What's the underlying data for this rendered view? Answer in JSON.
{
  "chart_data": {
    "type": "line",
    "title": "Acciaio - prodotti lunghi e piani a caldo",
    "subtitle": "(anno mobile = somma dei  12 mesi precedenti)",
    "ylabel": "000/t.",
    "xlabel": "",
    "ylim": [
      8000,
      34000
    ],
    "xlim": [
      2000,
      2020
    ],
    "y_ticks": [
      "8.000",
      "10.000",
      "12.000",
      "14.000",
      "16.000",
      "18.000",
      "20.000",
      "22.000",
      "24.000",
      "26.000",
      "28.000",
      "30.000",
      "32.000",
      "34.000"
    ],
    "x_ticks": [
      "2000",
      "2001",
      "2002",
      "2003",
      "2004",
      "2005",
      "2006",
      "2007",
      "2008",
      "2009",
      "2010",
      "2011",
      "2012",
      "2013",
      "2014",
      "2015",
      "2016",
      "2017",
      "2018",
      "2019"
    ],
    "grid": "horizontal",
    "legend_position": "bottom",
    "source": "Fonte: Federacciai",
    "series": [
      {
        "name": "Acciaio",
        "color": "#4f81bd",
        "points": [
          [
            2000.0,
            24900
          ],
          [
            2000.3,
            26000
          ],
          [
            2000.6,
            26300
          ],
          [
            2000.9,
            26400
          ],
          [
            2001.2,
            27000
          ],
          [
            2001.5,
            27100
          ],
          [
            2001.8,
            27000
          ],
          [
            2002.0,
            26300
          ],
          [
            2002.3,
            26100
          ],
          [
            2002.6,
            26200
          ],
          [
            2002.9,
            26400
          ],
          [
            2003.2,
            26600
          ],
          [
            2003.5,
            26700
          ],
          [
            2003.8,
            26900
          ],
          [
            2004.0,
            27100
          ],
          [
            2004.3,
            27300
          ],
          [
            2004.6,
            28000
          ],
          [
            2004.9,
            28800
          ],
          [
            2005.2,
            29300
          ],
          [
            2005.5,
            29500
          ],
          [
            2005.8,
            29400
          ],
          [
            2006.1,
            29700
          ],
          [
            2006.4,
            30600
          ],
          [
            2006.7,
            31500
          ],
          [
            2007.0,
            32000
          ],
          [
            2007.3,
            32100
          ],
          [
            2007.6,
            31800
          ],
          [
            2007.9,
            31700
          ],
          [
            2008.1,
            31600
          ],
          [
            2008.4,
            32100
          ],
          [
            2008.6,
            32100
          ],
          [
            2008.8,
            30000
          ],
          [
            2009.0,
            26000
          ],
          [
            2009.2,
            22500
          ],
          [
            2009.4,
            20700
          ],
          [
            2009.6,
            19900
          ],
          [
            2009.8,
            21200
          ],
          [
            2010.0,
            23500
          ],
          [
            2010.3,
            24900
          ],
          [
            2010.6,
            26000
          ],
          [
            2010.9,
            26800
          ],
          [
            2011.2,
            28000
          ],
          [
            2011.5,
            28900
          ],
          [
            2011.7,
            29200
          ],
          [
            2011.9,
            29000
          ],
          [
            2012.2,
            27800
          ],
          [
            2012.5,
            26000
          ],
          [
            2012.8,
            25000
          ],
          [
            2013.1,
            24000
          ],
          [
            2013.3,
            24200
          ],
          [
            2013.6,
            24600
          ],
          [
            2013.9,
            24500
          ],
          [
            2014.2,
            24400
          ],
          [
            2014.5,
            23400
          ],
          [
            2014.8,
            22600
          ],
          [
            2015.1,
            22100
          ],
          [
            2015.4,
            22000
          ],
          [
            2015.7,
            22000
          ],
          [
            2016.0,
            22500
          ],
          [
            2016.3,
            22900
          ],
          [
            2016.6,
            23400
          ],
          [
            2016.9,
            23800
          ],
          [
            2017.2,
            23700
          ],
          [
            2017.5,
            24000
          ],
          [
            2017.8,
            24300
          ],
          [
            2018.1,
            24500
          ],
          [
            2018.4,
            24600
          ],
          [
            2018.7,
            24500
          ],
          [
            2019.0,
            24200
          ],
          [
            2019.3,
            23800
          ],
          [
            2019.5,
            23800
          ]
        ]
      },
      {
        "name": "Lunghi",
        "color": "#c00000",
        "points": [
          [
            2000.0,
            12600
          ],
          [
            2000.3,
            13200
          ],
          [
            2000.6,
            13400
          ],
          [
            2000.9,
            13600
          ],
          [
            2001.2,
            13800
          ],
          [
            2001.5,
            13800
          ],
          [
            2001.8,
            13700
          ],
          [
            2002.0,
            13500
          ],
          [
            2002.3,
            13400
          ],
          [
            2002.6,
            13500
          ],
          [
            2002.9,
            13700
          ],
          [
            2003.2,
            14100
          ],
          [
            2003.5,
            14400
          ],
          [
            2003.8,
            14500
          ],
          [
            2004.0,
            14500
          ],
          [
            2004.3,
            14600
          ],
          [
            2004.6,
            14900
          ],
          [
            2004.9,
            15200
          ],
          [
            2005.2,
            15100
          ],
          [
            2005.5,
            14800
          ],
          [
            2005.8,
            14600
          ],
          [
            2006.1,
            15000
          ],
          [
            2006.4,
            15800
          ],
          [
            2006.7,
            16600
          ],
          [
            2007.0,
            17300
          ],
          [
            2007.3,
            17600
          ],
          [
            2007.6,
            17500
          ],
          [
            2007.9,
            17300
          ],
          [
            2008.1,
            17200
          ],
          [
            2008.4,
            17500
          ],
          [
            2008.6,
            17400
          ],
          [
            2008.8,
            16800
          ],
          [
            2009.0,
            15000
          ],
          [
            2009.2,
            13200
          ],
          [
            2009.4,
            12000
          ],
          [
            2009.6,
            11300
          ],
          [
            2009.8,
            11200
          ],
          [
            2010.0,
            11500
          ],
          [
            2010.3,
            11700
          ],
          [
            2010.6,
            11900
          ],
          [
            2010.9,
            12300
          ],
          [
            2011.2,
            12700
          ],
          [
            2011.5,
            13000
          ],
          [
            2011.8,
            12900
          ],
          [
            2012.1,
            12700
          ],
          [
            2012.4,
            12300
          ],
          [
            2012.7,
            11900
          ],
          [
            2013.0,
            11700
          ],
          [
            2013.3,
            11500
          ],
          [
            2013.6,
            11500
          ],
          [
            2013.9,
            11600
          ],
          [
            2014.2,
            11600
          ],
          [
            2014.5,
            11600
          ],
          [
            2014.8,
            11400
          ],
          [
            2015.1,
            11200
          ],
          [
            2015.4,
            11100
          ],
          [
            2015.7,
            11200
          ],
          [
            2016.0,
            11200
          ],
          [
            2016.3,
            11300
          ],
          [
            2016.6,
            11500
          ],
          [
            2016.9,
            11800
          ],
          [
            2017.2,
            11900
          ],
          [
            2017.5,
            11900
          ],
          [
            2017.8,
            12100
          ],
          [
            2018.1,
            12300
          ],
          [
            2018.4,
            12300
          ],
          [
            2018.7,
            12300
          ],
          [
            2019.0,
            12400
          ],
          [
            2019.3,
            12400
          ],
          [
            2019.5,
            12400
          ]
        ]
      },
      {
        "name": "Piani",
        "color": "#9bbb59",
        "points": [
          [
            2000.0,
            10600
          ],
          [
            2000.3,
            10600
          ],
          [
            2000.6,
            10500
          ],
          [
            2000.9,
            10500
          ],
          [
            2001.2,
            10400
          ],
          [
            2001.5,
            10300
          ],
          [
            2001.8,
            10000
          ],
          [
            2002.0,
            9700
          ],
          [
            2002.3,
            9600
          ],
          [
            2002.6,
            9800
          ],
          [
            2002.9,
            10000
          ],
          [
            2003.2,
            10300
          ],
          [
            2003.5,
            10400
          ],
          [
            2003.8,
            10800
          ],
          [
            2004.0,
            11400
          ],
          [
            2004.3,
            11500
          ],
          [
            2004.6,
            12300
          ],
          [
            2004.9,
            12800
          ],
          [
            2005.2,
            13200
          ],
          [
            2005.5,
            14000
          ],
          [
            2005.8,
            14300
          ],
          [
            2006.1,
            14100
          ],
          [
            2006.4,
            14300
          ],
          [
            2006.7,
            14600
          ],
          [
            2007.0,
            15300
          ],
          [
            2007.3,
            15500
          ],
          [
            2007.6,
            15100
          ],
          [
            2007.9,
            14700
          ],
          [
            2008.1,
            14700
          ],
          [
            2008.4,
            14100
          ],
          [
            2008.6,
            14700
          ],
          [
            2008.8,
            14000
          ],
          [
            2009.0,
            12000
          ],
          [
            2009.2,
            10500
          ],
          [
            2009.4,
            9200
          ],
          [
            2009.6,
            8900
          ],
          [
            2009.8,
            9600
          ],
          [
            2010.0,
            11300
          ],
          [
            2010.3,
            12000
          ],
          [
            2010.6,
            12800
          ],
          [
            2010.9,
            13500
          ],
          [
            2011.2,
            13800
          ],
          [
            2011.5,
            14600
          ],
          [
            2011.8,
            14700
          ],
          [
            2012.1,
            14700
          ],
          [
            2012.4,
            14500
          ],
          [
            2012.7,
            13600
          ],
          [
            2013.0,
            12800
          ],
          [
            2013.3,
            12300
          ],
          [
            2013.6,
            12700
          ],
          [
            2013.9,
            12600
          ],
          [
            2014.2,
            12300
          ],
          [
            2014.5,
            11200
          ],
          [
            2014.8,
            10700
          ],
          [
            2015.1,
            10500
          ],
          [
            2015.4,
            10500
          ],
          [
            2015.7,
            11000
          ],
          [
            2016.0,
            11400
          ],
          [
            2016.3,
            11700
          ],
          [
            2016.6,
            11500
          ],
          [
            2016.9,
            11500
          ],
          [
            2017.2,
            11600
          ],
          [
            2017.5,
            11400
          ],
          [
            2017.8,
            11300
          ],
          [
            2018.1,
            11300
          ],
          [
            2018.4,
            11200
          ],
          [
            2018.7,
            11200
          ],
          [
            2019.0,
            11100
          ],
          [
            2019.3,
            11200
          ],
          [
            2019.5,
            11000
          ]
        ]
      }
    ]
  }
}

• [WORK INSTRUCTIONS]:
Of all the lines in the listing above, how many contain the word "color"? Answer with the number alone.

• [SOLUTION FOR THIS PROBLEM]:
3